▸ **EXERCISE**:
Retype the following records line for line, leaving out the pictures.

▸ **SUPPLIED RECORDS**:
>> Start
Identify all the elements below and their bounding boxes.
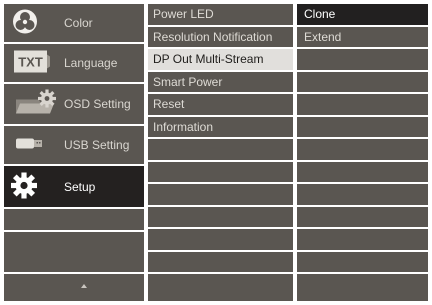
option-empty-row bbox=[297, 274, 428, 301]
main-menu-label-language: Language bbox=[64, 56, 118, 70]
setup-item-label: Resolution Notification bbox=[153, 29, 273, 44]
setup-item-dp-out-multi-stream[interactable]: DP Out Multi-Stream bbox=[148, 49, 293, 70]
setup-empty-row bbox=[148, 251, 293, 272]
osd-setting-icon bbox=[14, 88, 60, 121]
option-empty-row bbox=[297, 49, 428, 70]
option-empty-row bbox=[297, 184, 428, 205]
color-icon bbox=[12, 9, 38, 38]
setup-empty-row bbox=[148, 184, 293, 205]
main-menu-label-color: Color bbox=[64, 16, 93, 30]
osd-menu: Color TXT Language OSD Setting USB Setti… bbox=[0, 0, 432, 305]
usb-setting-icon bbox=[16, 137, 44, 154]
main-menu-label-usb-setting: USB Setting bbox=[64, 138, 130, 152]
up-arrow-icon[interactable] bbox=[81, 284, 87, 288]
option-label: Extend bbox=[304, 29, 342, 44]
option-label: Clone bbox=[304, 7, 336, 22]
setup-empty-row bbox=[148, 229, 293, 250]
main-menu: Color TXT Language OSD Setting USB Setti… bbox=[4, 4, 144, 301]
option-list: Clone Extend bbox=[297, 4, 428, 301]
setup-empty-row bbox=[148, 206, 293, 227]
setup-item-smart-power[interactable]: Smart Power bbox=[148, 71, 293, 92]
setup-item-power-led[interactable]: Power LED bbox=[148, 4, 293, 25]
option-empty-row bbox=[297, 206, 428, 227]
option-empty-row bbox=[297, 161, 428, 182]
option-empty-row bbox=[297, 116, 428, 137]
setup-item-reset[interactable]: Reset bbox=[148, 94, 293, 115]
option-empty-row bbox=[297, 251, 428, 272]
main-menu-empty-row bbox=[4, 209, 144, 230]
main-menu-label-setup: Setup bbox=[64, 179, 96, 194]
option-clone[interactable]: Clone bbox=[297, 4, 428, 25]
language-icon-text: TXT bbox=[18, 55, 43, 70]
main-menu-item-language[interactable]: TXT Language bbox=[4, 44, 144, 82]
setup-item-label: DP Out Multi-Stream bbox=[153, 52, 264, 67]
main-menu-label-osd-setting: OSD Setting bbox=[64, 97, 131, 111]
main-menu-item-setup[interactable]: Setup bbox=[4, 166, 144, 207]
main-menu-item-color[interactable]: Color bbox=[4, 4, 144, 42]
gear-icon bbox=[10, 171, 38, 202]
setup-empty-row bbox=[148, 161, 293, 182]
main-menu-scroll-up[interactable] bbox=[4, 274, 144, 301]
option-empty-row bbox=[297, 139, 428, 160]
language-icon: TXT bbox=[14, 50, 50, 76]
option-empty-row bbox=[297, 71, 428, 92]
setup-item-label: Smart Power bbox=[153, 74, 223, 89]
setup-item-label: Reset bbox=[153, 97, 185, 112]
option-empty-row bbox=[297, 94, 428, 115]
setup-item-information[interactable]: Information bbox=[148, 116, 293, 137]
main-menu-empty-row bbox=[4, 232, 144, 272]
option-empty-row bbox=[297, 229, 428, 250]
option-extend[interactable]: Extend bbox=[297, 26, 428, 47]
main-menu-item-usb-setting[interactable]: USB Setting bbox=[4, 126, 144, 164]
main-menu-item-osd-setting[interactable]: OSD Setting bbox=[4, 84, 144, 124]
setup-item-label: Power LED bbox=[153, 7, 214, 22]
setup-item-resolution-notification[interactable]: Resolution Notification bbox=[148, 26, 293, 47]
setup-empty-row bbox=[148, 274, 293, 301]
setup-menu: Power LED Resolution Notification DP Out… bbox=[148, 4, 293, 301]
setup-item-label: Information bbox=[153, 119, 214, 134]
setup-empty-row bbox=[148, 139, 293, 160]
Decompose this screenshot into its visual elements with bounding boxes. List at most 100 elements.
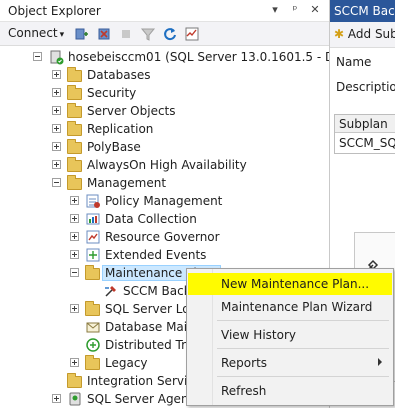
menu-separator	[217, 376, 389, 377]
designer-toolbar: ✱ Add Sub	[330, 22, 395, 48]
>> End
▸ **SOLUTION FOR THIS PROBLEM**:
Identify all the elements below and their bounding boxes.
option-empty-row bbox=[297, 274, 428, 301]
main-menu-label-language: Language bbox=[64, 56, 118, 70]
setup-item-label: Resolution Notification bbox=[153, 29, 273, 44]
setup-item-dp-out-multi-stream[interactable]: DP Out Multi-Stream bbox=[148, 49, 293, 70]
setup-empty-row bbox=[148, 251, 293, 272]
osd-setting-icon bbox=[14, 88, 60, 121]
option-empty-row bbox=[297, 49, 428, 70]
option-empty-row bbox=[297, 184, 428, 205]
color-icon bbox=[12, 9, 38, 38]
setup-empty-row bbox=[148, 184, 293, 205]
main-menu-label-color: Color bbox=[64, 16, 93, 30]
osd-menu: Color TXT Language OSD Setting USB Setti… bbox=[0, 0, 432, 305]
usb-setting-icon bbox=[16, 137, 44, 154]
main-menu-label-usb-setting: USB Setting bbox=[64, 138, 130, 152]
up-arrow-icon[interactable] bbox=[81, 284, 87, 288]
option-label: Extend bbox=[304, 29, 342, 44]
option-label: Clone bbox=[304, 7, 336, 22]
setup-empty-row bbox=[148, 229, 293, 250]
main-menu: Color TXT Language OSD Setting USB Setti… bbox=[4, 4, 144, 301]
option-list: Clone Extend bbox=[297, 4, 428, 301]
setup-empty-row bbox=[148, 206, 293, 227]
setup-item-smart-power[interactable]: Smart Power bbox=[148, 71, 293, 92]
setup-item-power-led[interactable]: Power LED bbox=[148, 4, 293, 25]
option-empty-row bbox=[297, 206, 428, 227]
option-empty-row bbox=[297, 161, 428, 182]
option-empty-row bbox=[297, 116, 428, 137]
setup-item-reset[interactable]: Reset bbox=[148, 94, 293, 115]
option-empty-row bbox=[297, 251, 428, 272]
main-menu-empty-row bbox=[4, 209, 144, 230]
main-menu-label-setup: Setup bbox=[64, 179, 96, 194]
option-clone[interactable]: Clone bbox=[297, 4, 428, 25]
language-icon-text: TXT bbox=[18, 55, 43, 70]
main-menu-item-language[interactable]: TXT Language bbox=[4, 44, 144, 82]
setup-item-label: DP Out Multi-Stream bbox=[153, 52, 264, 67]
main-menu-label-osd-setting: OSD Setting bbox=[64, 97, 131, 111]
main-menu-item-setup[interactable]: Setup bbox=[4, 166, 144, 207]
main-menu-item-color[interactable]: Color bbox=[4, 4, 144, 42]
gear-icon bbox=[10, 171, 38, 202]
setup-empty-row bbox=[148, 161, 293, 182]
main-menu-scroll-up[interactable] bbox=[4, 274, 144, 301]
option-empty-row bbox=[297, 139, 428, 160]
language-icon: TXT bbox=[14, 50, 50, 76]
option-empty-row bbox=[297, 71, 428, 92]
setup-item-label: Smart Power bbox=[153, 74, 223, 89]
setup-item-label: Reset bbox=[153, 97, 185, 112]
option-empty-row bbox=[297, 94, 428, 115]
setup-item-information[interactable]: Information bbox=[148, 116, 293, 137]
main-menu-empty-row bbox=[4, 232, 144, 272]
option-empty-row bbox=[297, 229, 428, 250]
option-extend[interactable]: Extend bbox=[297, 26, 428, 47]
main-menu-item-usb-setting[interactable]: USB Setting bbox=[4, 126, 144, 164]
main-menu-item-osd-setting[interactable]: OSD Setting bbox=[4, 84, 144, 124]
setup-item-label: Power LED bbox=[153, 7, 214, 22]
setup-item-resolution-notification[interactable]: Resolution Notification bbox=[148, 26, 293, 47]
setup-empty-row bbox=[148, 274, 293, 301]
setup-menu: Power LED Resolution Notification DP Out… bbox=[148, 4, 293, 301]
setup-item-label: Information bbox=[153, 119, 214, 134]
setup-empty-row bbox=[148, 139, 293, 160]
Decompose this screenshot into its visual elements with bounding boxes. List at most 100 elements.
menu-separator	[217, 376, 389, 377]
designer-toolbar: ✱ Add Sub	[330, 22, 395, 48]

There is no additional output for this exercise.